##### Supplied material #####

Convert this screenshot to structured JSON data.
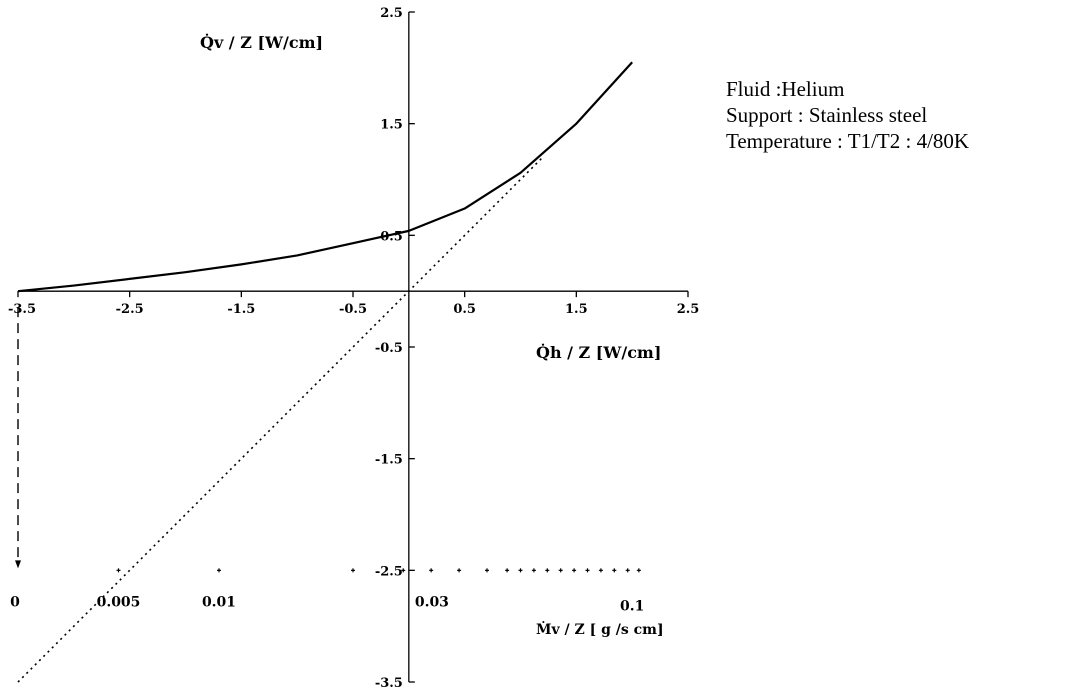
{
  "chart_data": {
    "type": "line",
    "title": "",
    "xlabel": "Q̇h / Z  [W/cm]",
    "ylabel": "Q̇v / Z  [W/cm]",
    "xlim": [
      -3.5,
      2.5
    ],
    "ylim": [
      -3.5,
      2.5
    ],
    "x_ticks": [
      "-3.5",
      "-2.5",
      "-1.5",
      "-0.5",
      "0.5",
      "1.5",
      "2.5"
    ],
    "y_ticks": [
      "2.5",
      "1.5",
      "0.5",
      "-0.5",
      "-1.5",
      "-2.5",
      "-3.5"
    ],
    "series": [
      {
        "style": "solid",
        "x": [
          -3.5,
          -3.0,
          -2.5,
          -2.0,
          -1.5,
          -1.0,
          -0.5,
          0.0,
          0.5,
          1.0,
          1.5,
          2.0
        ],
        "y": [
          0.0,
          0.05,
          0.11,
          0.17,
          0.24,
          0.32,
          0.43,
          0.54,
          0.74,
          1.06,
          1.5,
          2.05
        ]
      },
      {
        "style": "dotted",
        "x": [
          -3.5,
          1.2
        ],
        "y": [
          -3.5,
          1.2
        ]
      }
    ],
    "mass_flow_scale": {
      "label": "Ṁv / Z [ g /s cm]",
      "tick_labels": [
        "0",
        "0.005",
        "0.01",
        "0.03",
        "0.1"
      ],
      "tick_x": [
        -3.5,
        -2.6,
        -1.7,
        0.0,
        2.0
      ],
      "marker_x": [
        -2.6,
        -1.7,
        -0.5,
        -0.05,
        0.2,
        0.45,
        0.7,
        0.88,
        1.0,
        1.12,
        1.24,
        1.36,
        1.48,
        1.6,
        1.72,
        1.84,
        1.96,
        2.06
      ],
      "marker_y": -2.5
    },
    "drop_line": {
      "style": "dashed",
      "x": -3.5,
      "y_from": 0.0,
      "y_to": -2.5
    }
  },
  "annotation": {
    "line1": "Fluid :Helium",
    "line2": "Support : Stainless steel",
    "line3": "Temperature : T1/T2 : 4/80K"
  }
}
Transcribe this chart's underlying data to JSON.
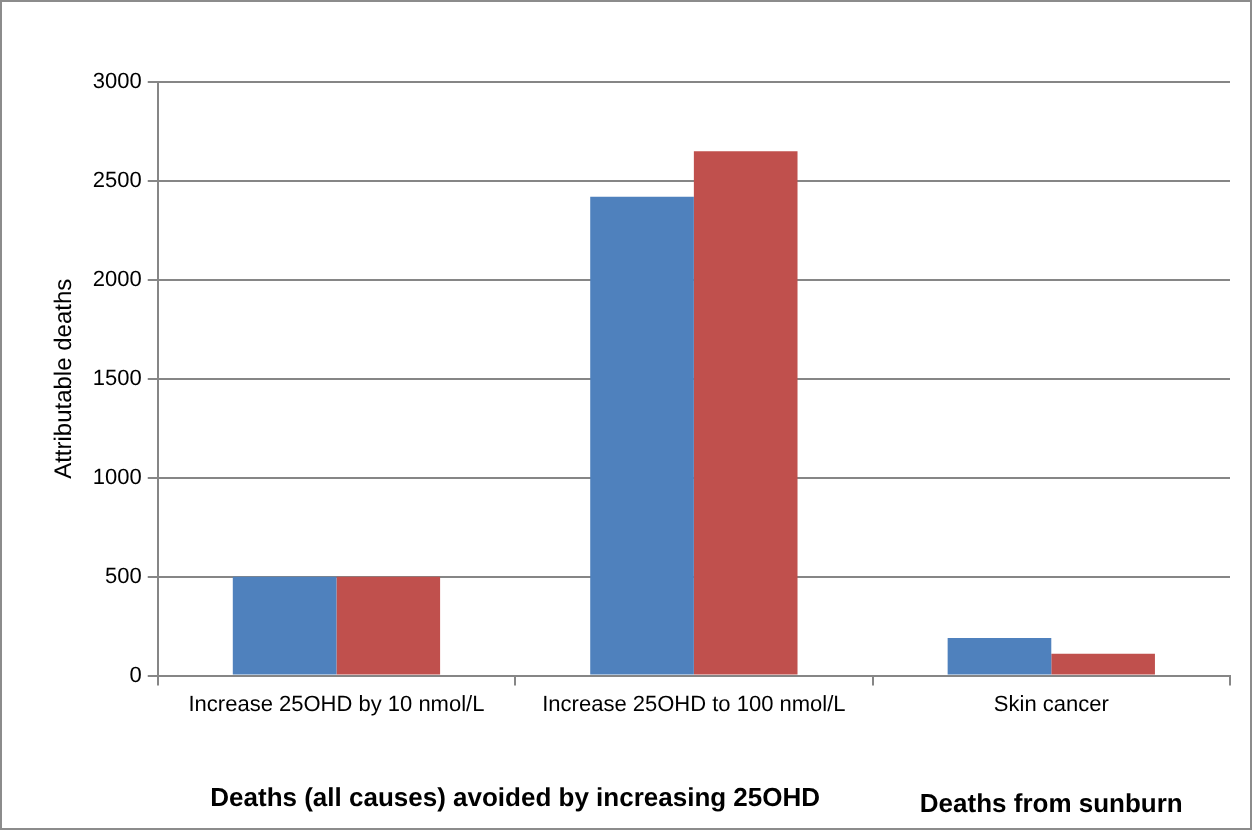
{
  "chart_data": {
    "type": "bar",
    "ylabel": "Attributable deaths",
    "categories": [
      "Increase 25OHD by 10 nmol/L",
      "Increase 25OHD to 100 nmol/L",
      "Skin cancer"
    ],
    "series": [
      {
        "color": "#4f81bd",
        "values": [
          500,
          2420,
          190
        ]
      },
      {
        "color": "#c0504d",
        "values": [
          500,
          2650,
          110
        ]
      }
    ],
    "ylim": [
      0,
      3000
    ],
    "yticks": [
      0,
      500,
      1000,
      1500,
      2000,
      2500,
      3000
    ],
    "grid": "y",
    "legend": false,
    "annotations": [
      "Deaths (all causes) avoided by increasing 25OHD",
      "Deaths from sunburn"
    ]
  }
}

#####

◆ Problem description:
Repeat exactly the lines from the one holding "Transcribe this chart's" through the last line of the entries, both included; the pictures do not belong in the copy.

◆ Solved problem:
Transcribe this chart's underlying data to JSON.
{
  "chart_data": {
    "type": "bar",
    "ylabel": "Attributable deaths",
    "categories": [
      "Increase 25OHD by 10 nmol/L",
      "Increase 25OHD to 100 nmol/L",
      "Skin cancer"
    ],
    "series": [
      {
        "color": "#4f81bd",
        "values": [
          500,
          2420,
          190
        ]
      },
      {
        "color": "#c0504d",
        "values": [
          500,
          2650,
          110
        ]
      }
    ],
    "ylim": [
      0,
      3000
    ],
    "yticks": [
      0,
      500,
      1000,
      1500,
      2000,
      2500,
      3000
    ],
    "grid": "y",
    "legend": false,
    "annotations": [
      "Deaths (all causes) avoided by increasing 25OHD",
      "Deaths from sunburn"
    ]
  }
}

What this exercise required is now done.